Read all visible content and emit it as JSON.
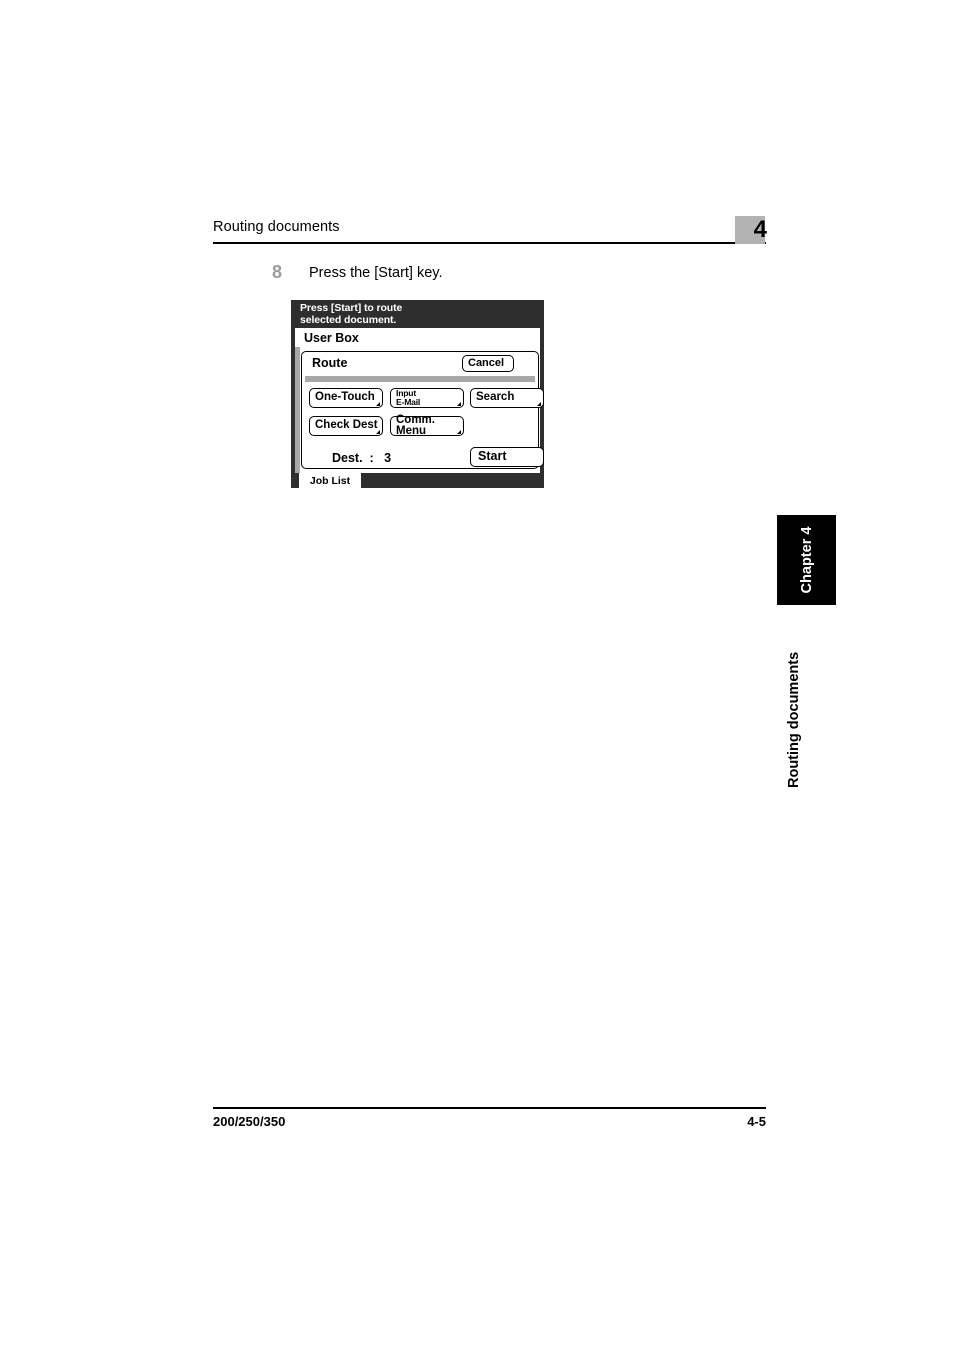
{
  "header": {
    "title": "Routing documents",
    "chapter_number": "4"
  },
  "step": {
    "number": "8",
    "text": "Press the [Start] key."
  },
  "lcd": {
    "message": "Press [Start] to route\nselected document.",
    "screen_title": "User Box",
    "card_title": "Route",
    "cancel_label": "Cancel",
    "keys": [
      {
        "label": "One-Touch"
      },
      {
        "label": "Input\nE-Mail"
      },
      {
        "label": "Search"
      },
      {
        "label": "Check Dest"
      },
      {
        "label": "Comm. Menu"
      }
    ],
    "dest_readout": "Dest.  :   3",
    "start_label": "Start",
    "job_list_label": "Job List",
    "colors": {
      "bezel": "#2e2e2e",
      "screen": "#ffffff",
      "rail": "#a8a8a8"
    }
  },
  "side_tabs": {
    "chapter": "Chapter 4",
    "section": "Routing documents"
  },
  "footer": {
    "model": "200/250/350",
    "page": "4-5"
  }
}
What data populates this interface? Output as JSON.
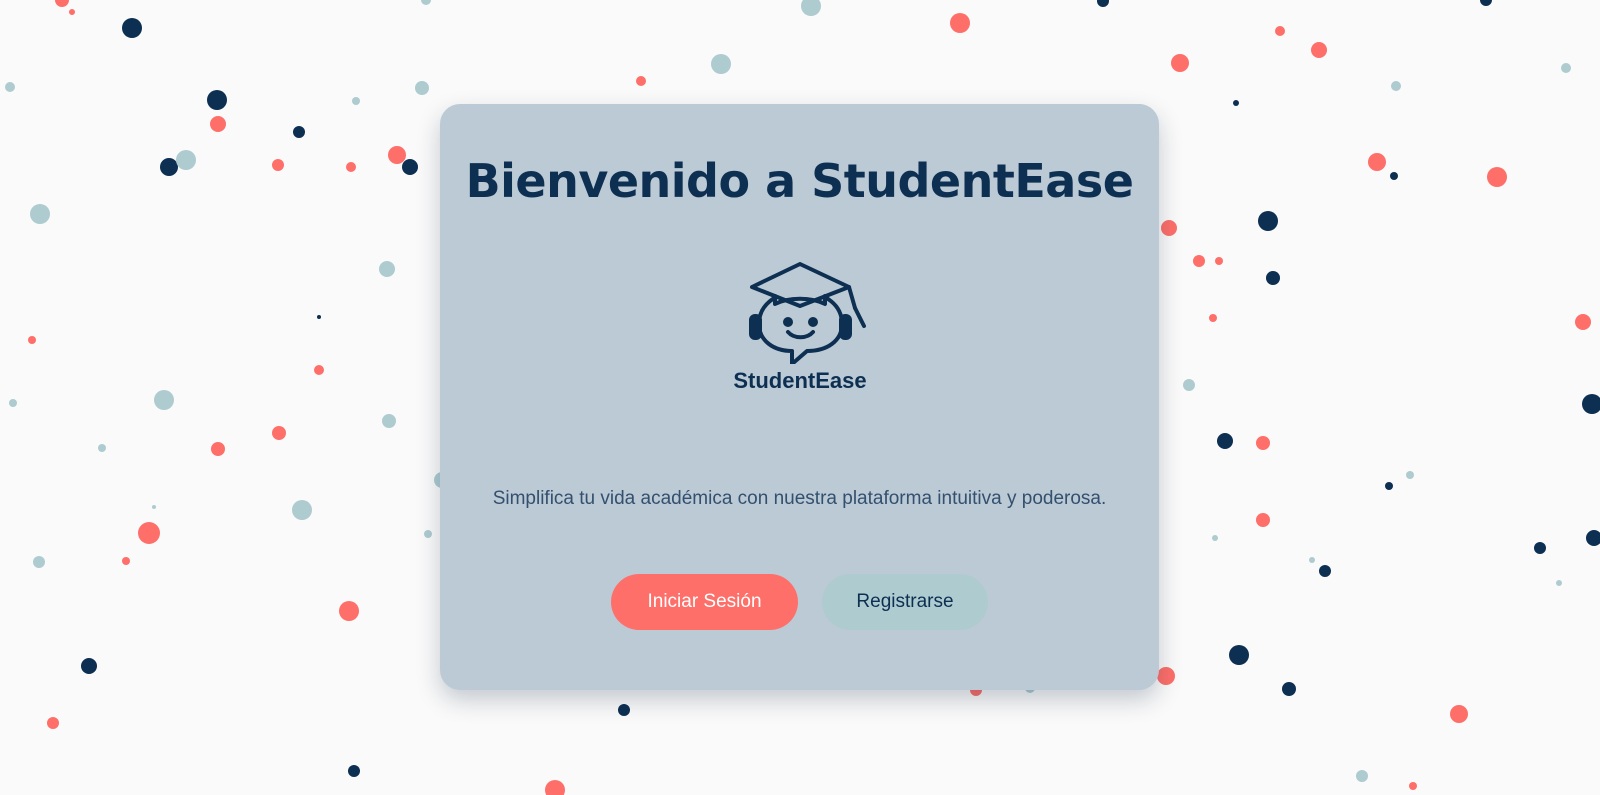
{
  "colors": {
    "background": "#fafafa",
    "card": "#bccad6",
    "navy": "#0d2f52",
    "coral": "#fe6f6a",
    "teal": "#aecbd0"
  },
  "welcome": {
    "title": "Bienvenido a StudentEase",
    "logo_text": "StudentEase",
    "subtitle": "Simplifica tu vida académica con nuestra plataforma intuitiva y poderosa."
  },
  "actions": {
    "login_label": "Iniciar Sesión",
    "register_label": "Registrarse"
  }
}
------------
*Stated exercise*:
The copy should begin at the line containing "What data populates" and end at the last line of the data above; please restate those lines word for word without the pictures.

*Task result*:
What data populates this interface? Output as JSON.
{
  "colors": {
    "background": "#fafafa",
    "card": "#bccad6",
    "navy": "#0d2f52",
    "coral": "#fe6f6a",
    "teal": "#aecbd0"
  },
  "welcome": {
    "title": "Bienvenido a StudentEase",
    "logo_text": "StudentEase",
    "subtitle": "Simplifica tu vida académica con nuestra plataforma intuitiva y poderosa."
  },
  "actions": {
    "login_label": "Iniciar Sesión",
    "register_label": "Registrarse"
  }
}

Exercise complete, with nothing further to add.